- [Short task]
Return every line of the items below without any change, leaving out the pictures.

── Given entries ──

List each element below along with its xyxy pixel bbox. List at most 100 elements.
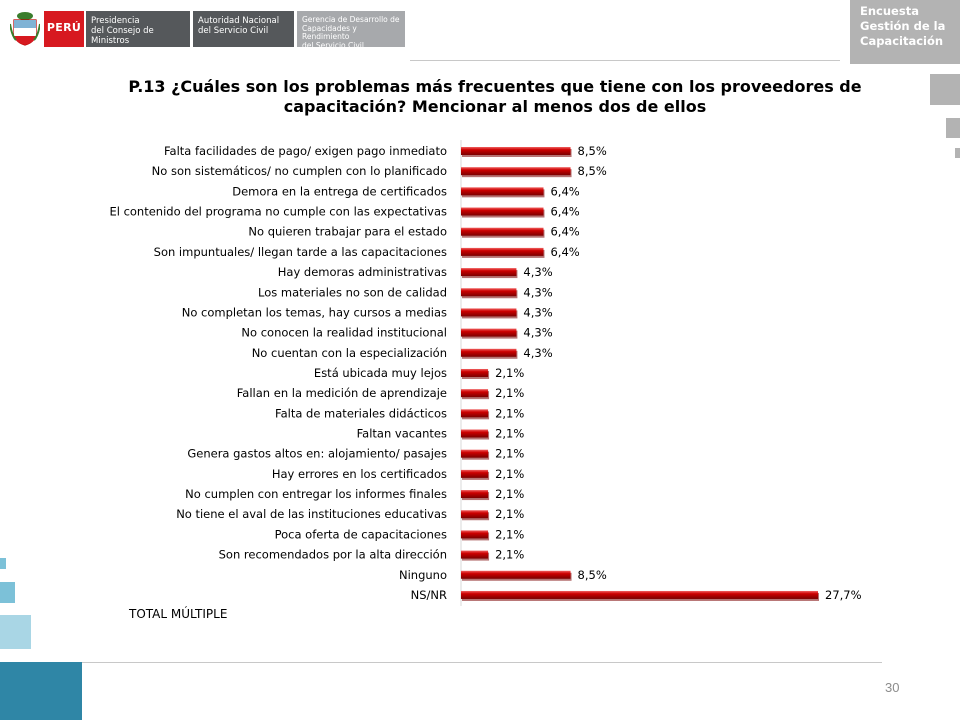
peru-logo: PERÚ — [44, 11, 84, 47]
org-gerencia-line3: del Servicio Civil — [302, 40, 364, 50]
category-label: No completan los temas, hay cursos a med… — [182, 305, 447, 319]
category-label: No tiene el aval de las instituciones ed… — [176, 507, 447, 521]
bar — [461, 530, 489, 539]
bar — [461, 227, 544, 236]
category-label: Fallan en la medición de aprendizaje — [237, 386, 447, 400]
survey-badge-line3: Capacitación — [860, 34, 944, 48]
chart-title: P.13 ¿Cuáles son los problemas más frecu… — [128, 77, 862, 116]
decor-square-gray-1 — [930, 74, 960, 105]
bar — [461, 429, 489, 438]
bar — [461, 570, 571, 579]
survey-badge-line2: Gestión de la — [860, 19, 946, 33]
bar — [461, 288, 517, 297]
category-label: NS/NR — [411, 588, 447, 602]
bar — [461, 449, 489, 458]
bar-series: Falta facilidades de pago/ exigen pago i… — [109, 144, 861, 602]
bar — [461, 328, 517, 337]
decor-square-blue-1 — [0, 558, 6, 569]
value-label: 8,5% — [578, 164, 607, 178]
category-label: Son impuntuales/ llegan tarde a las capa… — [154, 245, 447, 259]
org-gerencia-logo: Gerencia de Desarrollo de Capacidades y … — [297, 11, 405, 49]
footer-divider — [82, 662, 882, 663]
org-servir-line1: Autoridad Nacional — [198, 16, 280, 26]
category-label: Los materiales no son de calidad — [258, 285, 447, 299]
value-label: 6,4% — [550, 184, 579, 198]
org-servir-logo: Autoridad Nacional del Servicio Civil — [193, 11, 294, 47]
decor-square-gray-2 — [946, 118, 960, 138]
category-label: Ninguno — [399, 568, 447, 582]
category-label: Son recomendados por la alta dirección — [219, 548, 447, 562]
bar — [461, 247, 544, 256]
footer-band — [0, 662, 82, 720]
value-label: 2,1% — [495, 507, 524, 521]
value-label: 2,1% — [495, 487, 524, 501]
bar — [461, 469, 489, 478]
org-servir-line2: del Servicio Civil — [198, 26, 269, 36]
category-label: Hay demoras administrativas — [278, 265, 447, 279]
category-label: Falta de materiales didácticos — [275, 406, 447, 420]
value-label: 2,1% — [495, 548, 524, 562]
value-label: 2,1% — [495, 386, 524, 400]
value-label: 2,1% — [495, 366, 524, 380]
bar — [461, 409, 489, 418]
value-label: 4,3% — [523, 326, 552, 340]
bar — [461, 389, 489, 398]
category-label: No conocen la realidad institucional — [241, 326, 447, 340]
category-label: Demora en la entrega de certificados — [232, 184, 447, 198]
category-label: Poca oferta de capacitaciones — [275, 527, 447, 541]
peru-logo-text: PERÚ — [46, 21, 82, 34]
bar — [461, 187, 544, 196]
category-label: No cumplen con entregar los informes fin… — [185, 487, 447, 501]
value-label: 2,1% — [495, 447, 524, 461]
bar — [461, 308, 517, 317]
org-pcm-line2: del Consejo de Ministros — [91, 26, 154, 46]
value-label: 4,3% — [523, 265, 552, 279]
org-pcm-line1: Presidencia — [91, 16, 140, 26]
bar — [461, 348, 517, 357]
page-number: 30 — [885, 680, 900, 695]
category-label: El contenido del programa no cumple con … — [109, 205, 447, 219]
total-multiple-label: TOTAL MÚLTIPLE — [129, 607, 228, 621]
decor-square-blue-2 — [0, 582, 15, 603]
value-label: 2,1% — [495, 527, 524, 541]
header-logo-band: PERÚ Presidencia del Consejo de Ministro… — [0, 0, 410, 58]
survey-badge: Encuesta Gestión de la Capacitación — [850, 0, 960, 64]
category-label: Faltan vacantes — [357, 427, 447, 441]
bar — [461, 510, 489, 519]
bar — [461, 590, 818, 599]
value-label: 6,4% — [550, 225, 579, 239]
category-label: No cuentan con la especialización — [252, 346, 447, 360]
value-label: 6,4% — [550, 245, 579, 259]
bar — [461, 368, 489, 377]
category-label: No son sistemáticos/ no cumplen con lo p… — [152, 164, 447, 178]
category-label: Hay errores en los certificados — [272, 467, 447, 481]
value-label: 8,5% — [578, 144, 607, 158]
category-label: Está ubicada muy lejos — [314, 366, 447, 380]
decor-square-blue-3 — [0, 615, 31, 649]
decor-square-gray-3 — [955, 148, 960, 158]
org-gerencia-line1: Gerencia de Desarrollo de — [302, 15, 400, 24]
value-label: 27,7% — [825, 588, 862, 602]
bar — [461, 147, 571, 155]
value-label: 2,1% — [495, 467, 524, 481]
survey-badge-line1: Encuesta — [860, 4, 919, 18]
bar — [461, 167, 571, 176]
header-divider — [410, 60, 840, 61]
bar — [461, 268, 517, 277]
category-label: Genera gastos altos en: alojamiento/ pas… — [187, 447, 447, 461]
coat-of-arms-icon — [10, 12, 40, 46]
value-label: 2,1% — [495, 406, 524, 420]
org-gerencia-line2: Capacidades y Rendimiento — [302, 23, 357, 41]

───

- [The completed task]
List each element below along with its xyxy pixel bbox. List at most 100 elements.
peru-logo: PERÚ — [44, 11, 84, 47]
org-gerencia-line3: del Servicio Civil — [302, 40, 364, 50]
category-label: No completan los temas, hay cursos a med… — [182, 305, 447, 319]
category-label: No tiene el aval de las instituciones ed… — [176, 507, 447, 521]
bar — [461, 530, 489, 539]
bar — [461, 227, 544, 236]
category-label: Fallan en la medición de aprendizaje — [237, 386, 447, 400]
survey-badge-line3: Capacitación — [860, 34, 944, 48]
chart-title: P.13 ¿Cuáles son los problemas más frecu… — [128, 77, 862, 116]
decor-square-gray-1 — [930, 74, 960, 105]
bar — [461, 429, 489, 438]
bar — [461, 570, 571, 579]
survey-badge-line2: Gestión de la — [860, 19, 946, 33]
bar — [461, 288, 517, 297]
category-label: NS/NR — [411, 588, 447, 602]
bar — [461, 449, 489, 458]
bar-series: Falta facilidades de pago/ exigen pago i… — [109, 144, 861, 602]
bar — [461, 328, 517, 337]
decor-square-blue-1 — [0, 558, 6, 569]
value-label: 8,5% — [578, 164, 607, 178]
category-label: Son impuntuales/ llegan tarde a las capa… — [154, 245, 447, 259]
org-gerencia-logo: Gerencia de Desarrollo de Capacidades y … — [297, 11, 405, 49]
footer-divider — [82, 662, 882, 663]
org-servir-line1: Autoridad Nacional — [198, 16, 280, 26]
category-label: Los materiales no son de calidad — [258, 285, 447, 299]
value-label: 6,4% — [550, 184, 579, 198]
org-servir-logo: Autoridad Nacional del Servicio Civil — [193, 11, 294, 47]
decor-square-gray-2 — [946, 118, 960, 138]
category-label: Ninguno — [399, 568, 447, 582]
category-label: Son recomendados por la alta dirección — [219, 548, 447, 562]
bar — [461, 247, 544, 256]
footer-band — [0, 662, 82, 720]
value-label: 2,1% — [495, 507, 524, 521]
value-label: 2,1% — [495, 487, 524, 501]
bar — [461, 469, 489, 478]
org-servir-line2: del Servicio Civil — [198, 26, 269, 36]
category-label: Hay demoras administrativas — [278, 265, 447, 279]
category-label: Falta de materiales didácticos — [275, 406, 447, 420]
value-label: 2,1% — [495, 548, 524, 562]
value-label: 2,1% — [495, 386, 524, 400]
value-label: 2,1% — [495, 366, 524, 380]
bar — [461, 409, 489, 418]
value-label: 4,3% — [523, 326, 552, 340]
bar — [461, 389, 489, 398]
category-label: No conocen la realidad institucional — [241, 326, 447, 340]
category-label: Demora en la entrega de certificados — [232, 184, 447, 198]
category-label: Poca oferta de capacitaciones — [275, 527, 447, 541]
peru-logo-text: PERÚ — [46, 21, 82, 34]
bar — [461, 187, 544, 196]
category-label: No cumplen con entregar los informes fin… — [185, 487, 447, 501]
value-label: 2,1% — [495, 447, 524, 461]
bar — [461, 308, 517, 317]
org-pcm-line2: del Consejo de Ministros — [91, 26, 154, 46]
value-label: 4,3% — [523, 265, 552, 279]
org-pcm-line1: Presidencia — [91, 16, 140, 26]
bar — [461, 348, 517, 357]
page-number: 30 — [885, 680, 900, 695]
category-label: El contenido del programa no cumple con … — [109, 205, 447, 219]
total-multiple-label: TOTAL MÚLTIPLE — [129, 607, 228, 621]
decor-square-blue-2 — [0, 582, 15, 603]
value-label: 2,1% — [495, 527, 524, 541]
header-logo-band: PERÚ Presidencia del Consejo de Ministro… — [0, 0, 410, 58]
survey-badge: Encuesta Gestión de la Capacitación — [850, 0, 960, 64]
category-label: Faltan vacantes — [357, 427, 447, 441]
bar — [461, 510, 489, 519]
bar — [461, 590, 818, 599]
value-label: 6,4% — [550, 225, 579, 239]
category-label: No cuentan con la especialización — [252, 346, 447, 360]
value-label: 6,4% — [550, 245, 579, 259]
bar — [461, 368, 489, 377]
category-label: No son sistemáticos/ no cumplen con lo p… — [152, 164, 447, 178]
category-label: Hay errores en los certificados — [272, 467, 447, 481]
value-label: 8,5% — [578, 144, 607, 158]
category-label: Está ubicada muy lejos — [314, 366, 447, 380]
decor-square-blue-3 — [0, 615, 31, 649]
decor-square-gray-3 — [955, 148, 960, 158]
org-gerencia-line1: Gerencia de Desarrollo de — [302, 15, 400, 24]
value-label: 27,7% — [825, 588, 862, 602]
bar — [461, 147, 571, 155]
value-label: 2,1% — [495, 467, 524, 481]
survey-badge-line1: Encuesta — [860, 4, 919, 18]
bar — [461, 167, 571, 176]
header-divider — [410, 60, 840, 61]
bar — [461, 268, 517, 277]
category-label: Genera gastos altos en: alojamiento/ pas… — [187, 447, 447, 461]
coat-of-arms-icon — [10, 12, 40, 46]
value-label: 2,1% — [495, 406, 524, 420]
org-gerencia-line2: Capacidades y Rendimiento — [302, 23, 357, 41]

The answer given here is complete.